Page:
*****
An analogous reporting requirement and compilation method for the aggregate data are applied for portfolio investment income.

For direct investment NCBs are required to submit quarterly the following sectoral breakdown: (a) deposit-taking corporations except the central bank; (b) general government; (c) financial corporations other than MFIs; (d) non-financial corporations, households and non-profit institutions serving households. For the ‘portfolio investment assets’ and ‘other investment’ items the breakdown of reports according to institutional sectors follows the standard components of the IMF comprising (a) central bank; (b) deposit-taking corporations except the central bank; (c) money market funds; (d) general government; (e) financial corporations other than MFIs; (f) non-financial corporations, households, and non-profit institutions serving households.

For compiling the statistics on euro area net transactions in portfolio investment liabilities by sector of the euro area resident issuers, the requirements for quarterly data are similar to those for monthly balance of payments.

In line with the system of national accounts, the BPM6 recommends that interest should be recorded on an accruals basis. This requirement affects the current account (investment income) as well as the financial account.

2.   International reserves template

Objective

The international reserves template is a monthly statement of the reserve assets, other foreign currency assets and reserve-related liabilities held by NCBs and the ECB following the IMF template on International Reserves and Foreign Currency Liquidity as defined in the IMF manual ‘International Reserves and Foreign Currency Liquidity: Guidelines for a Data Template’. This information complements the data on reserve assets included in the euro area balance of payments.

Requirements

Reserve assets of the euro area are highly liquid, marketable and creditworthy claims held by the ECB (‘pooled reserves’) and by the NCBs (‘unpooled reserve assets’) on non-euro area residents and are denominated and settled in a convertible foreign currency (i.e. in currencies other than the euro), plus gold, reserve positions in the IMF and special drawing rights (SDR) holdings. They may include net positions in financial derivatives. As a general rule, reserve assets are compiled on a gross basis without any netting out of reserve-related liabilities. Exceptionally, positions in financial derivatives should be recorded on a net basis. The breakdown of the data required from the NCBs is presented in Annex II, Table 3, Section I.A.

Foreign currency-denominated assets of the Eurosystem which do not meet this definition, i.e. claims on euro area residents and assets held for monetary policy or other purposes that are unrelated to balance of payments or exchange rate policies, are included under the ‘other foreign currency assets’ item of the international reserves template (Annex II, Table 3, Section I.B).
*****
What to work on:
Output the stretch of the balance of payments and reserves text from "Reserve assets of" through "3, Section I.A.", copied word for word.

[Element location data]
*****
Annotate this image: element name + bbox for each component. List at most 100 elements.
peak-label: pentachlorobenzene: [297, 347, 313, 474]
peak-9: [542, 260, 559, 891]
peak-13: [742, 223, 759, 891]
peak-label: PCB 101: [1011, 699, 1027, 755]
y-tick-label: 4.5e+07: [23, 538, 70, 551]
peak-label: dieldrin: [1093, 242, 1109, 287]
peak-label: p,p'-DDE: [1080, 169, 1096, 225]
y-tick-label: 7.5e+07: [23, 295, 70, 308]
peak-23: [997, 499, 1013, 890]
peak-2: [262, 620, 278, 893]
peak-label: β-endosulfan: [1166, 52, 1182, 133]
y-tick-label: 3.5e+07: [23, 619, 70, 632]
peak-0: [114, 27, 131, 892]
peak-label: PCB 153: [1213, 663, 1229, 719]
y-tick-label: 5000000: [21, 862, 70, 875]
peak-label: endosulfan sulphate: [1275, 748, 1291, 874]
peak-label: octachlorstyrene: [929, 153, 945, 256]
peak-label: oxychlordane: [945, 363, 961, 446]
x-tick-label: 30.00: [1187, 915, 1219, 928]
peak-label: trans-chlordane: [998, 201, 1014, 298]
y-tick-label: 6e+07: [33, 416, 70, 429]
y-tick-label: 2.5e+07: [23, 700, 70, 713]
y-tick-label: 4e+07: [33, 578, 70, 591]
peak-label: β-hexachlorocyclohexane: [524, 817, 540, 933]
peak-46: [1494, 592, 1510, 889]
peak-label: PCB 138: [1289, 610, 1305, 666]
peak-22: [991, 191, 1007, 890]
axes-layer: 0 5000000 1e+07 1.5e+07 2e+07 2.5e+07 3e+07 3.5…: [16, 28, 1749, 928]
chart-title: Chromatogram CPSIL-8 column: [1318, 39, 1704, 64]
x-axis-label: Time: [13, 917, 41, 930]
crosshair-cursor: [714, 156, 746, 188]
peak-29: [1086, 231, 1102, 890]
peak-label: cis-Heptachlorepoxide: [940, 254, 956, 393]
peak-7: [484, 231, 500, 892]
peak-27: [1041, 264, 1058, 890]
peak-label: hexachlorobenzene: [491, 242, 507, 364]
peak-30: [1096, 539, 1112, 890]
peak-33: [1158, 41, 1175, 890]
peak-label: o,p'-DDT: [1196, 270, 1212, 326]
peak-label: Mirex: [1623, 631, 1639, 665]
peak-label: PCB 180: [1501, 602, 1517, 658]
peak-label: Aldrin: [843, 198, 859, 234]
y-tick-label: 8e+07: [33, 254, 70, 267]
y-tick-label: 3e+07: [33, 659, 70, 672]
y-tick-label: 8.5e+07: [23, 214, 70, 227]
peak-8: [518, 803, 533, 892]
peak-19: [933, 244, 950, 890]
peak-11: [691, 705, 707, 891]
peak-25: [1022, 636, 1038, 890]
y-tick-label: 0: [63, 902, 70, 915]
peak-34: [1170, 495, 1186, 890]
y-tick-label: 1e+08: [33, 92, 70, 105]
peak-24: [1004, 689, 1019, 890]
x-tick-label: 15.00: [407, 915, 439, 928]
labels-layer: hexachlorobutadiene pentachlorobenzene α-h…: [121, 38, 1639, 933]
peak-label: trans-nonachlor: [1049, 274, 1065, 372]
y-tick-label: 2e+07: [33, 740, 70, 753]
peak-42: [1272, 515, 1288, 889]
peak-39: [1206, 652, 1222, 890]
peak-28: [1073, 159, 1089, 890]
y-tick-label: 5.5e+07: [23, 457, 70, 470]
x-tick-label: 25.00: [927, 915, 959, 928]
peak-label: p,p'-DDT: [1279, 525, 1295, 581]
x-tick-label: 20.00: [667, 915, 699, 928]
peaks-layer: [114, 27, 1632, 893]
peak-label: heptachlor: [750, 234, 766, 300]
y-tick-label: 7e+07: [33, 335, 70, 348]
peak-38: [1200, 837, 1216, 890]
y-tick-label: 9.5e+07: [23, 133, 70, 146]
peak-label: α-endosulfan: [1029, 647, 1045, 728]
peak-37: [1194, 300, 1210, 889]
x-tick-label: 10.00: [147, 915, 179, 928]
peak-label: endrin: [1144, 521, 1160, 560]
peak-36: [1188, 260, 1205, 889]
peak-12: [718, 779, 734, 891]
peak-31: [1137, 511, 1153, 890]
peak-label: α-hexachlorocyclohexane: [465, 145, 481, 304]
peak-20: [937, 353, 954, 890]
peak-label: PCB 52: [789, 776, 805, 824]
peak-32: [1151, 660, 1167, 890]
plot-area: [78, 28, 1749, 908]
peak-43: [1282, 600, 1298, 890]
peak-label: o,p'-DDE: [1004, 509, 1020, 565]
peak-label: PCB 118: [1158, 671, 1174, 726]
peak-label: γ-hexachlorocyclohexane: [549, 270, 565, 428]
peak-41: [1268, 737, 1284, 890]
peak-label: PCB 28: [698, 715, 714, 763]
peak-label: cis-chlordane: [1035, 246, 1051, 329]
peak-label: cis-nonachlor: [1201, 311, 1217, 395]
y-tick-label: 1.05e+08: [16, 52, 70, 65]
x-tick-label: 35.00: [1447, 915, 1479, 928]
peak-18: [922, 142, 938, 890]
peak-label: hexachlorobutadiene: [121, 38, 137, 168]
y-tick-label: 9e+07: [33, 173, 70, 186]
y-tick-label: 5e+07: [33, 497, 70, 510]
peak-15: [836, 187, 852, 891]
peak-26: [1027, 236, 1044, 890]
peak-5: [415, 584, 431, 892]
*****
Task response:
Reserve assets of the euro area are highly liquid, marketable and creditworthy claims held by the ECB (‘pooled reserves’) and by the NCBs (‘unpooled reserve assets’) on non-euro area residents and are denominated and settled in a convertible foreign currency (i.e. in currencies other than the euro), plus gold, reserve positions in the IMF and special drawing rights (SDR) holdings. They may include net positions in financial derivatives. As a general rule, reserve assets are compiled on a gross basis without any netting out of reserve-related liabilities. Exceptionally, positions in financial derivatives should be recorded on a net basis. The breakdown of the data required from the NCBs is presented in Annex II, Table 3, Section I.A.